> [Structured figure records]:
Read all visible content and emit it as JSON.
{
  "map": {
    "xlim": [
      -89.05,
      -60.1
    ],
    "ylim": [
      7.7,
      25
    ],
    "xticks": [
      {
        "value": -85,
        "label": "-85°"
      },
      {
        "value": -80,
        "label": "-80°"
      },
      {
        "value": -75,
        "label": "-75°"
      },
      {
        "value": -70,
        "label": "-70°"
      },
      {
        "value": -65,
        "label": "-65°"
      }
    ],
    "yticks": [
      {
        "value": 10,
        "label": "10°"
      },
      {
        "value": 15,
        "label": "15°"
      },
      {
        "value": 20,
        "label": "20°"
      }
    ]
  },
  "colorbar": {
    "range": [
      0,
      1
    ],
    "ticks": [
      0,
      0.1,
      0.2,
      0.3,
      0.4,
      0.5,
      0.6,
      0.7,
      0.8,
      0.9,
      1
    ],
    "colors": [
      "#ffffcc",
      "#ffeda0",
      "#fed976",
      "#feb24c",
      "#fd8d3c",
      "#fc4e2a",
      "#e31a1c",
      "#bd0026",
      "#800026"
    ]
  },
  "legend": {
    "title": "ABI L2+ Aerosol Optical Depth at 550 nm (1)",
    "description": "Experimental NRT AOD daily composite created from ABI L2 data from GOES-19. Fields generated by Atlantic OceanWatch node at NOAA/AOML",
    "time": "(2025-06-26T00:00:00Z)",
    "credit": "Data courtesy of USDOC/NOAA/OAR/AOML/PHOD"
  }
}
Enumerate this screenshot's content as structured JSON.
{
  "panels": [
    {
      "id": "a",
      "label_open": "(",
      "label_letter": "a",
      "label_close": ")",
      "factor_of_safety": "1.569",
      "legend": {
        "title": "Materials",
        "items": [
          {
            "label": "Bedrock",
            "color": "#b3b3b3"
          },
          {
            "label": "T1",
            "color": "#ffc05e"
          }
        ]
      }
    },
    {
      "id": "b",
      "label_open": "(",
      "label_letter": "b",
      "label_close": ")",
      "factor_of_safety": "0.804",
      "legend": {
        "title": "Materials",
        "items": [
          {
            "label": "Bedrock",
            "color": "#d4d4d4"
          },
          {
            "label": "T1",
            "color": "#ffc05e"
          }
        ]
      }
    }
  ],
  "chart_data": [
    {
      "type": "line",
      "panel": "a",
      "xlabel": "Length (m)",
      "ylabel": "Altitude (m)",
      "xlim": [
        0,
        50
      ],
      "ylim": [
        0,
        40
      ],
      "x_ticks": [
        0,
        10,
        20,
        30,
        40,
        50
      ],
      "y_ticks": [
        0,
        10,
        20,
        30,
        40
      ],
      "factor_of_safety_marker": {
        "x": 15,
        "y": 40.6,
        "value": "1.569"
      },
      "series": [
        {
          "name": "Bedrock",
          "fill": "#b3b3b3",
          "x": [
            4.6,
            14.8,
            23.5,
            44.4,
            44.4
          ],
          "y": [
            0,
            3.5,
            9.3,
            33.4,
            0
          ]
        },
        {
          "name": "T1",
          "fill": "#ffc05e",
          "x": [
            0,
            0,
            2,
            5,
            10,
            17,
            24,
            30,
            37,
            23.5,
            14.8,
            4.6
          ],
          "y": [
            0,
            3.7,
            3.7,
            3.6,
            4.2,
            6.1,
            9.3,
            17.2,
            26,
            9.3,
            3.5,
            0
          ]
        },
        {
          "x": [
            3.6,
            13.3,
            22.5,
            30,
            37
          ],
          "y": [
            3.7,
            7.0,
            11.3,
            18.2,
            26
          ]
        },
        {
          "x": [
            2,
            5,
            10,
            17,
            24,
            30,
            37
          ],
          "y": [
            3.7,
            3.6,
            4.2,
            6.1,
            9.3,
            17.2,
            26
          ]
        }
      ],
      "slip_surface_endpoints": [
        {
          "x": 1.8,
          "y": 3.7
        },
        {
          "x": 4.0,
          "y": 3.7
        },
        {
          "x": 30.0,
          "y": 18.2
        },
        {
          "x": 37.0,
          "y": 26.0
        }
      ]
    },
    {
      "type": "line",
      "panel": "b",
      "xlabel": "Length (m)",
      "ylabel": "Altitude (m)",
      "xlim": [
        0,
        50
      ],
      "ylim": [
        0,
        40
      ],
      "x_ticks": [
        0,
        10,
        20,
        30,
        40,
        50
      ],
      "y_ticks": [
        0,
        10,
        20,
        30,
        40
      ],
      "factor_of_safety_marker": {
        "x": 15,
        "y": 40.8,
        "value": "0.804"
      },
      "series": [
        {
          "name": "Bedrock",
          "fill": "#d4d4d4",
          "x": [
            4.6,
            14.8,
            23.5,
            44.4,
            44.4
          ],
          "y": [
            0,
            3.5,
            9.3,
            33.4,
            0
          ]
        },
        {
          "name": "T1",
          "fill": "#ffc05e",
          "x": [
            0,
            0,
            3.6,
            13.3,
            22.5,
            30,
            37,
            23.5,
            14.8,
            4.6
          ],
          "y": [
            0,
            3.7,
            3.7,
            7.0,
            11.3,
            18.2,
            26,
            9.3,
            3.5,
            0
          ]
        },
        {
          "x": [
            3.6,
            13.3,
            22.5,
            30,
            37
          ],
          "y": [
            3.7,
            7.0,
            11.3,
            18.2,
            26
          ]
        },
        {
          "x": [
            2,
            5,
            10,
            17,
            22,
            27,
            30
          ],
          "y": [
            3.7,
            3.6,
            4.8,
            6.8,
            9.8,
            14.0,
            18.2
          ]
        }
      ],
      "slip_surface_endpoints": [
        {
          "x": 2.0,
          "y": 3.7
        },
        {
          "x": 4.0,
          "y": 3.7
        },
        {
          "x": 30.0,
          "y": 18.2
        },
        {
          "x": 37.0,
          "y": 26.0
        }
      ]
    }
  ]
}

> [GIVEN PROBLEM]:
Write the listing out again, exactly as shown above.

> [WRITTEN ANSWER]:
Read all visible content and emit it as JSON.
{
  "map": {
    "xlim": [
      -89.05,
      -60.1
    ],
    "ylim": [
      7.7,
      25
    ],
    "xticks": [
      {
        "value": -85,
        "label": "-85°"
      },
      {
        "value": -80,
        "label": "-80°"
      },
      {
        "value": -75,
        "label": "-75°"
      },
      {
        "value": -70,
        "label": "-70°"
      },
      {
        "value": -65,
        "label": "-65°"
      }
    ],
    "yticks": [
      {
        "value": 10,
        "label": "10°"
      },
      {
        "value": 15,
        "label": "15°"
      },
      {
        "value": 20,
        "label": "20°"
      }
    ]
  },
  "colorbar": {
    "range": [
      0,
      1
    ],
    "ticks": [
      0,
      0.1,
      0.2,
      0.3,
      0.4,
      0.5,
      0.6,
      0.7,
      0.8,
      0.9,
      1
    ],
    "colors": [
      "#ffffcc",
      "#ffeda0",
      "#fed976",
      "#feb24c",
      "#fd8d3c",
      "#fc4e2a",
      "#e31a1c",
      "#bd0026",
      "#800026"
    ]
  },
  "legend": {
    "title": "ABI L2+ Aerosol Optical Depth at 550 nm (1)",
    "description": "Experimental NRT AOD daily composite created from ABI L2 data from GOES-19. Fields generated by Atlantic OceanWatch node at NOAA/AOML",
    "time": "(2025-06-26T00:00:00Z)",
    "credit": "Data courtesy of USDOC/NOAA/OAR/AOML/PHOD"
  }
}
Enumerate this screenshot's content as structured JSON.
{
  "panels": [
    {
      "id": "a",
      "label_open": "(",
      "label_letter": "a",
      "label_close": ")",
      "factor_of_safety": "1.569",
      "legend": {
        "title": "Materials",
        "items": [
          {
            "label": "Bedrock",
            "color": "#b3b3b3"
          },
          {
            "label": "T1",
            "color": "#ffc05e"
          }
        ]
      }
    },
    {
      "id": "b",
      "label_open": "(",
      "label_letter": "b",
      "label_close": ")",
      "factor_of_safety": "0.804",
      "legend": {
        "title": "Materials",
        "items": [
          {
            "label": "Bedrock",
            "color": "#d4d4d4"
          },
          {
            "label": "T1",
            "color": "#ffc05e"
          }
        ]
      }
    }
  ],
  "chart_data": [
    {
      "type": "line",
      "panel": "a",
      "xlabel": "Length (m)",
      "ylabel": "Altitude (m)",
      "xlim": [
        0,
        50
      ],
      "ylim": [
        0,
        40
      ],
      "x_ticks": [
        0,
        10,
        20,
        30,
        40,
        50
      ],
      "y_ticks": [
        0,
        10,
        20,
        30,
        40
      ],
      "factor_of_safety_marker": {
        "x": 15,
        "y": 40.6,
        "value": "1.569"
      },
      "series": [
        {
          "name": "Bedrock",
          "fill": "#b3b3b3",
          "x": [
            4.6,
            14.8,
            23.5,
            44.4,
            44.4
          ],
          "y": [
            0,
            3.5,
            9.3,
            33.4,
            0
          ]
        },
        {
          "name": "T1",
          "fill": "#ffc05e",
          "x": [
            0,
            0,
            2,
            5,
            10,
            17,
            24,
            30,
            37,
            23.5,
            14.8,
            4.6
          ],
          "y": [
            0,
            3.7,
            3.7,
            3.6,
            4.2,
            6.1,
            9.3,
            17.2,
            26,
            9.3,
            3.5,
            0
          ]
        },
        {
          "x": [
            3.6,
            13.3,
            22.5,
            30,
            37
          ],
          "y": [
            3.7,
            7.0,
            11.3,
            18.2,
            26
          ]
        },
        {
          "x": [
            2,
            5,
            10,
            17,
            24,
            30,
            37
          ],
          "y": [
            3.7,
            3.6,
            4.2,
            6.1,
            9.3,
            17.2,
            26
          ]
        }
      ],
      "slip_surface_endpoints": [
        {
          "x": 1.8,
          "y": 3.7
        },
        {
          "x": 4.0,
          "y": 3.7
        },
        {
          "x": 30.0,
          "y": 18.2
        },
        {
          "x": 37.0,
          "y": 26.0
        }
      ]
    },
    {
      "type": "line",
      "panel": "b",
      "xlabel": "Length (m)",
      "ylabel": "Altitude (m)",
      "xlim": [
        0,
        50
      ],
      "ylim": [
        0,
        40
      ],
      "x_ticks": [
        0,
        10,
        20,
        30,
        40,
        50
      ],
      "y_ticks": [
        0,
        10,
        20,
        30,
        40
      ],
      "factor_of_safety_marker": {
        "x": 15,
        "y": 40.8,
        "value": "0.804"
      },
      "series": [
        {
          "name": "Bedrock",
          "fill": "#d4d4d4",
          "x": [
            4.6,
            14.8,
            23.5,
            44.4,
            44.4
          ],
          "y": [
            0,
            3.5,
            9.3,
            33.4,
            0
          ]
        },
        {
          "name": "T1",
          "fill": "#ffc05e",
          "x": [
            0,
            0,
            3.6,
            13.3,
            22.5,
            30,
            37,
            23.5,
            14.8,
            4.6
          ],
          "y": [
            0,
            3.7,
            3.7,
            7.0,
            11.3,
            18.2,
            26,
            9.3,
            3.5,
            0
          ]
        },
        {
          "x": [
            3.6,
            13.3,
            22.5,
            30,
            37
          ],
          "y": [
            3.7,
            7.0,
            11.3,
            18.2,
            26
          ]
        },
        {
          "x": [
            2,
            5,
            10,
            17,
            22,
            27,
            30
          ],
          "y": [
            3.7,
            3.6,
            4.8,
            6.8,
            9.8,
            14.0,
            18.2
          ]
        }
      ],
      "slip_surface_endpoints": [
        {
          "x": 2.0,
          "y": 3.7
        },
        {
          "x": 4.0,
          "y": 3.7
        },
        {
          "x": 30.0,
          "y": 18.2
        },
        {
          "x": 37.0,
          "y": 26.0
        }
      ]
    }
  ]
}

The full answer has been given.